Instruction:
Collect from the data below each line with "text".

Excerpted data:
— start —

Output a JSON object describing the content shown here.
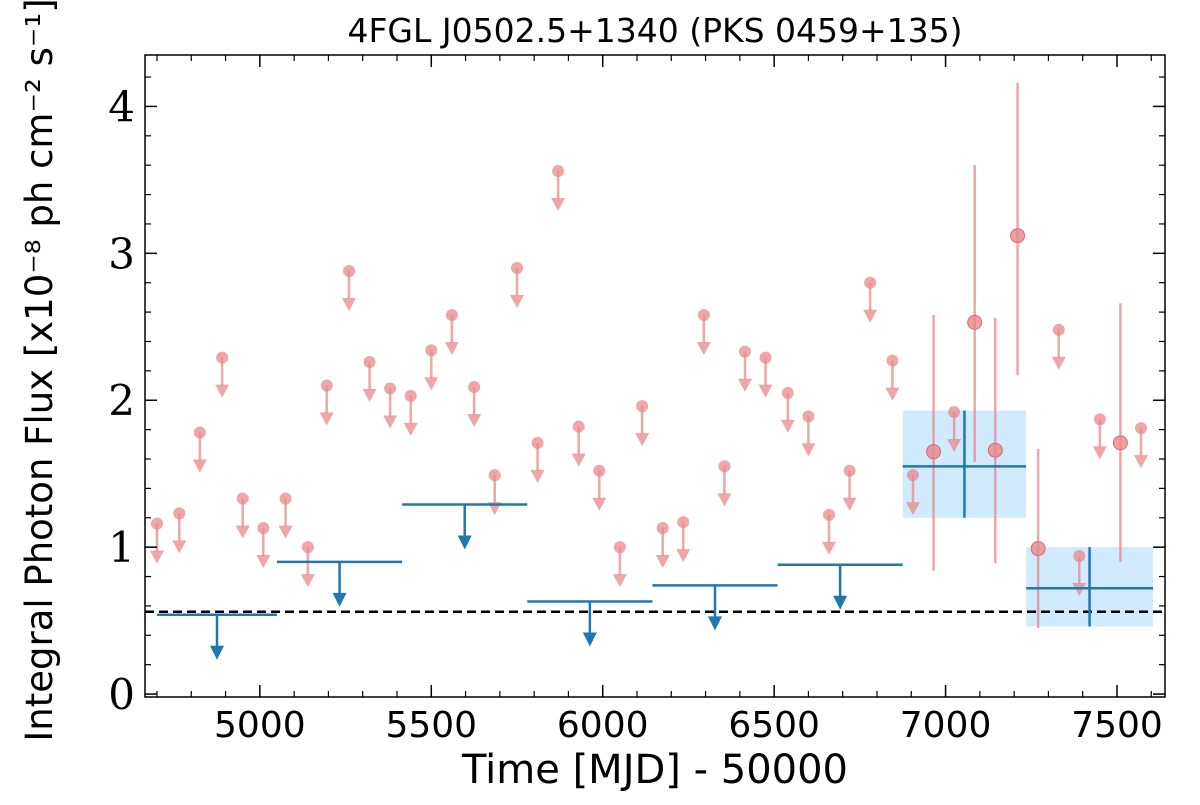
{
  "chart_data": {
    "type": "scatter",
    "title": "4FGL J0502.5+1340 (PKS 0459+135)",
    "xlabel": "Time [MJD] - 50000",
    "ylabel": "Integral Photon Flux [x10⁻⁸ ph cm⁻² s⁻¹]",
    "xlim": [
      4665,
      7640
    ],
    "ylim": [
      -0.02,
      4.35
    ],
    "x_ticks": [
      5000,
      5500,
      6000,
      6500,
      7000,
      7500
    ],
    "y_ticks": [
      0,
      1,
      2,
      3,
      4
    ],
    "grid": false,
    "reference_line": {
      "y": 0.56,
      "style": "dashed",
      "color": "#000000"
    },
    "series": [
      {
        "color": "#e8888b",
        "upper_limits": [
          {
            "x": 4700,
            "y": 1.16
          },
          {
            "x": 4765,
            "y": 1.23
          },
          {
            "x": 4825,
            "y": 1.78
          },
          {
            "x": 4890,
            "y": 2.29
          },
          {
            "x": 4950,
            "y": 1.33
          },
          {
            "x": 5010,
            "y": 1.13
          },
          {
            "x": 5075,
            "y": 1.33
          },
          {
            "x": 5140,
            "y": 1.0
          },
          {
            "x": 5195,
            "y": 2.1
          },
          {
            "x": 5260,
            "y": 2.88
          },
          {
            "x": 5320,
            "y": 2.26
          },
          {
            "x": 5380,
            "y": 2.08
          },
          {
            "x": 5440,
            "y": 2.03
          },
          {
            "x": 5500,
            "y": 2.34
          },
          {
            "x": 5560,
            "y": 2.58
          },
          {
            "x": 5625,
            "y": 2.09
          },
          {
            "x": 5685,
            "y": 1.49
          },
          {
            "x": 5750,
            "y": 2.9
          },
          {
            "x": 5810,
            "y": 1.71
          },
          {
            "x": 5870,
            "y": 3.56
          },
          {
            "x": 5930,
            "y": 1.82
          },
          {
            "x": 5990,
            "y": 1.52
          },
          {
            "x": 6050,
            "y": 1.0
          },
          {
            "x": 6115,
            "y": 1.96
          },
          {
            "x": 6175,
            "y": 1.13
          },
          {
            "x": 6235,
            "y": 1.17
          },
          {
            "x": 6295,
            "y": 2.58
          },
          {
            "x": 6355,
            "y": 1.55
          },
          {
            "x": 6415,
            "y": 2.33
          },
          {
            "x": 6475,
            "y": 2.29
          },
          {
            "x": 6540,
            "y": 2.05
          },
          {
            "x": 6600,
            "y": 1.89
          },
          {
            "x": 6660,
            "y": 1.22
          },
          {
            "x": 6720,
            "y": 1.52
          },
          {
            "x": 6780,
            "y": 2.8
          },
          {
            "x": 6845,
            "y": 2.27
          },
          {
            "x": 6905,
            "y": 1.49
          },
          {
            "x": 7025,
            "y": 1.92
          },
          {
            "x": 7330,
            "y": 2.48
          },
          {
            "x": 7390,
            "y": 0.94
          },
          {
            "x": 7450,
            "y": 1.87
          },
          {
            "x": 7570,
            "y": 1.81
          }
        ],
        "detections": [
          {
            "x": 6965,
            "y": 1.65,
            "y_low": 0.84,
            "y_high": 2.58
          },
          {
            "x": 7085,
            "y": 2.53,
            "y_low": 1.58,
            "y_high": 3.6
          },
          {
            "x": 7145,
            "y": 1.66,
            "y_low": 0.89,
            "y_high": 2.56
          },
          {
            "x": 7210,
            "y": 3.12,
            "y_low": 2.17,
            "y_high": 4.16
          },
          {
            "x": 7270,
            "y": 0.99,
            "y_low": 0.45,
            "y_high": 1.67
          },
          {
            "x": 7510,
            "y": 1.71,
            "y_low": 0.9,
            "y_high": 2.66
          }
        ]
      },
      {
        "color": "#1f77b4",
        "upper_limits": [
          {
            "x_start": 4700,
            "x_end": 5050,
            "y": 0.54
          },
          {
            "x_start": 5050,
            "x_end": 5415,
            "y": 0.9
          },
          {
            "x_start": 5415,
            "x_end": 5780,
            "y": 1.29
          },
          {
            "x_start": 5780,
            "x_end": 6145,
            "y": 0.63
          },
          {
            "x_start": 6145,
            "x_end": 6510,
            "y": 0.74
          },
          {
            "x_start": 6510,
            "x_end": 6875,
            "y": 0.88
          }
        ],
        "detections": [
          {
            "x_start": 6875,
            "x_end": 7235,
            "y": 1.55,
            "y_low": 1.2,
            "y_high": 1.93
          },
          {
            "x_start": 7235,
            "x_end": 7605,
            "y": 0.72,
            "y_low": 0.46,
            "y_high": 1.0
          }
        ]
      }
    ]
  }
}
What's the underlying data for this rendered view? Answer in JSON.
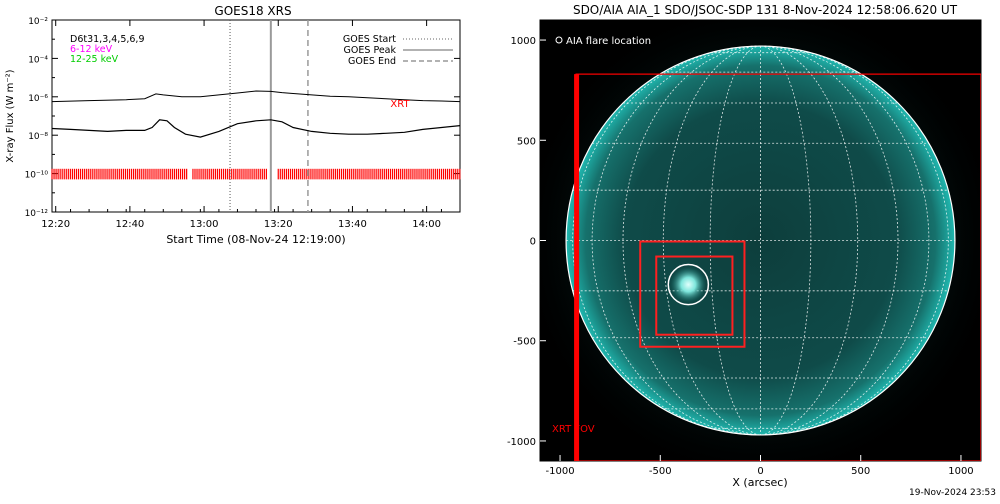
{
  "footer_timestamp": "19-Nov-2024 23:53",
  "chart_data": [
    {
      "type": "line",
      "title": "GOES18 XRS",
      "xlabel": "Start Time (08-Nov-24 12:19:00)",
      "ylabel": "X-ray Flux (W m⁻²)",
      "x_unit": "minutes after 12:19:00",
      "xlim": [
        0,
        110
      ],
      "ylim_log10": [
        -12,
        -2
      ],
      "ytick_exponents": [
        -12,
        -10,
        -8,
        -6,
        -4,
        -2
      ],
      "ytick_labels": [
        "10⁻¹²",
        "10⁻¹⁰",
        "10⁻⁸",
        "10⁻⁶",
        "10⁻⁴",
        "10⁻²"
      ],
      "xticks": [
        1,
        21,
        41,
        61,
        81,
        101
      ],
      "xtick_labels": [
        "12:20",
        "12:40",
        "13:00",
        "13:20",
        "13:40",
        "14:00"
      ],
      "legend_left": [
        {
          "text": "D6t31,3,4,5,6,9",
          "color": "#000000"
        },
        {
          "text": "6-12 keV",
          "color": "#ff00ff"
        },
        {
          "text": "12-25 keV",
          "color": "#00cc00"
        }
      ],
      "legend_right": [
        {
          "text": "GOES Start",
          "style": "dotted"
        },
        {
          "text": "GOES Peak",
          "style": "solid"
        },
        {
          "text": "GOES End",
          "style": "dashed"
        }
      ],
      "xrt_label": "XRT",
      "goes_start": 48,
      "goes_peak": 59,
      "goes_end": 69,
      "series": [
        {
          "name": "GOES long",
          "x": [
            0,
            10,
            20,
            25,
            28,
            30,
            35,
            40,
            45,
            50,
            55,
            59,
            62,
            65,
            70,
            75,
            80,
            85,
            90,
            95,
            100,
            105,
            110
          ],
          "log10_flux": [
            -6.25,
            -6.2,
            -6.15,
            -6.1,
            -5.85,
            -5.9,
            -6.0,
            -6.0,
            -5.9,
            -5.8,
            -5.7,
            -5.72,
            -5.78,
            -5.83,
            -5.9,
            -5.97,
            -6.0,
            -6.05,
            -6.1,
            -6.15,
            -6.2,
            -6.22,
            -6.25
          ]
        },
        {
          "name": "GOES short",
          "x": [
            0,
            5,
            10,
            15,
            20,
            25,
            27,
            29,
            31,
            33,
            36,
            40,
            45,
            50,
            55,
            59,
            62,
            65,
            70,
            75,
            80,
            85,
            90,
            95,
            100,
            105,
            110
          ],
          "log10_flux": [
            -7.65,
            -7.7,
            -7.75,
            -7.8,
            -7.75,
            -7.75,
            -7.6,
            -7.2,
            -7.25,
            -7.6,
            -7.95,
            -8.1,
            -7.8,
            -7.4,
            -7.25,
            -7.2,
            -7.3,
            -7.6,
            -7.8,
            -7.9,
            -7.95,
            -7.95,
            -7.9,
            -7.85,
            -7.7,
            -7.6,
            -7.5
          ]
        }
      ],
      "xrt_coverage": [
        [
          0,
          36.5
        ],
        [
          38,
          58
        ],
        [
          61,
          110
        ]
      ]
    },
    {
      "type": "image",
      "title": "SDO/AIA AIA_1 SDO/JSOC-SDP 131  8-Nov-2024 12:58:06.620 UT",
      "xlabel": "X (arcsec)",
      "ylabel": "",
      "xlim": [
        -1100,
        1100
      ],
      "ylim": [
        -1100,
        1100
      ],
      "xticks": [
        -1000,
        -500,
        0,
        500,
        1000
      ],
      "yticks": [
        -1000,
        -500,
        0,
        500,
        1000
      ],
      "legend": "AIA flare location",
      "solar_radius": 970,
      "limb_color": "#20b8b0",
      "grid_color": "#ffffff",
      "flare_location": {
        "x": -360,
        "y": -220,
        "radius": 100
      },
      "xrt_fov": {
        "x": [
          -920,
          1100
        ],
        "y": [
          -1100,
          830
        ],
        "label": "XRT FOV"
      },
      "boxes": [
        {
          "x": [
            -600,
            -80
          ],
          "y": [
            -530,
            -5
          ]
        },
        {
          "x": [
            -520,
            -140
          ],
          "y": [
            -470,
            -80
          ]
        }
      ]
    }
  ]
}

— end —

Reply:
          "text": "D6t31,3,4,5,6,9",
          "text": "6-12 keV",
          "text": "12-25 keV",
          "text": "GOES Start",
          "text": "GOES Peak",
          "text": "GOES End",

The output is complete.